> _Текст для чтения_:

=======

Ее молитвами все мы и уцелели, и когда подступили осенние холода, которых все ждали с ужасом (дачи были летние, дощатые), тот же «наркоматовский» грузовичок стал отвозить по две — по три семьи на вокзал. Мы должны были наконец ехать в эвакуацию. У платформы, очень длинной и мрачной, уже стоял поезд, тоже мрачный и еще длиннее платформы. Мы такое видели впервые, но тогда все как-то быстро учились разбираться и приспосабливаться. Неожиданно появились мама и бабушка, причем сразу стало ясно, что бабушка едет, а мама только провожает. Так и оказалось. Документ на проезд (он назывался «литера») был у бабушки, нас воткнули в тесный вагон и сразу начали проводить «обучение»: мы должны были выучить крепко-накрепко номер своего «эшелона» (так надо было называть поезд), куда следуем, а главное — кто вписан в «литеру». Вот тут оказалось, что и у нас были фамилии. До тех пор мы только знали фамилию мамы— Дагаева, Юра прочитал ее на длинненькой кожаной коробочке для мягких простых карандашей — мама ими работала. Мы срочно заучивали, что наша бабушка — Мария Павловна Цитович [2] , няня — Марфа Семеновна Лапшина [3] , а мы с Юрой — дети Рычковы. Уже в эвакуации, в глухом башкирском лесничестве на самой Каме, мы узнали, что наш «папа», Григорий Сергеевич Рычков, — первый замнаркома леса «всего Союза». В лесничестве мы, получалось, были первые люди (нет, теперь я понимаю, что было семейство и попервее нашего — самого наркома, только тогда я ничего такого не понимала и ни о семье наркома, ни о самом наркоме ничего не слышала).

=======

> _Записи набора данных_:
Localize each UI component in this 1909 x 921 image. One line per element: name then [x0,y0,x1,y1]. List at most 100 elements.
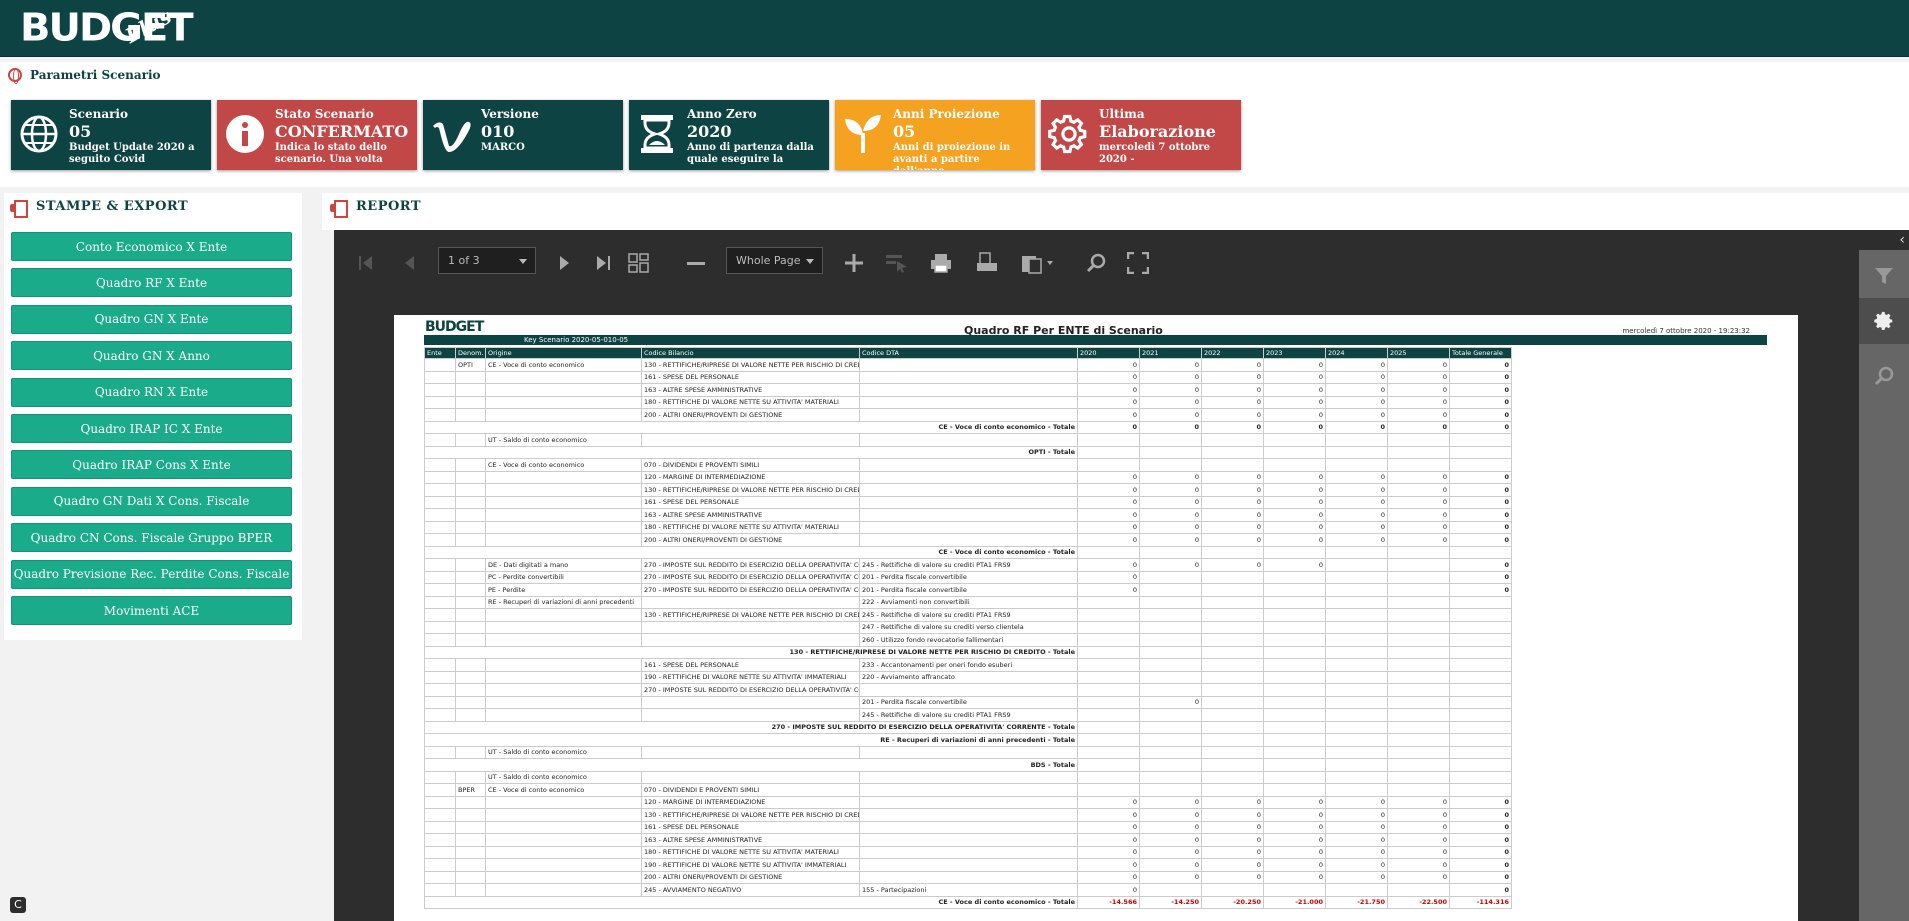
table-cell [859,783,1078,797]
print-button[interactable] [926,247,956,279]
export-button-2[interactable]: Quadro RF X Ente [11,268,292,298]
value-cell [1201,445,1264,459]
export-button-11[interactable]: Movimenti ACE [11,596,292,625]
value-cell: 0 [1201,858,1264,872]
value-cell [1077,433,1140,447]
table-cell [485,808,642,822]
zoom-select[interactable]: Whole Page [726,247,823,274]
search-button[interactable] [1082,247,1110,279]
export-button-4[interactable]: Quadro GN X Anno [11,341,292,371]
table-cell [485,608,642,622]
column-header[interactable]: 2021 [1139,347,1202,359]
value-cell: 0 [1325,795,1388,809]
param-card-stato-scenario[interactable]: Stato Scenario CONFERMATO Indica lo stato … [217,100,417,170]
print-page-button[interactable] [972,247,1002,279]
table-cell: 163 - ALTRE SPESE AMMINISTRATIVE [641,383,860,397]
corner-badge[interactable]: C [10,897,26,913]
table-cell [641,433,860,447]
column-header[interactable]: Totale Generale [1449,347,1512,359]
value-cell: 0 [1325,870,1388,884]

=======

> _Описание задания_:
По тексту для чтения ответьте на вопросы:
(а) Как назывался документ на проезд?
(б) Где Юра прочитал фамилию мамы?
(в) Кем, как узнали дети в эвакуации, был Григорий Сергеевич Рычков?

> _Решение_:
(а) «Литера».
(б) На длинненькой кожаной коробочке для мягких простых карандашей.
(в) Первым замнаркома леса «всего Союза».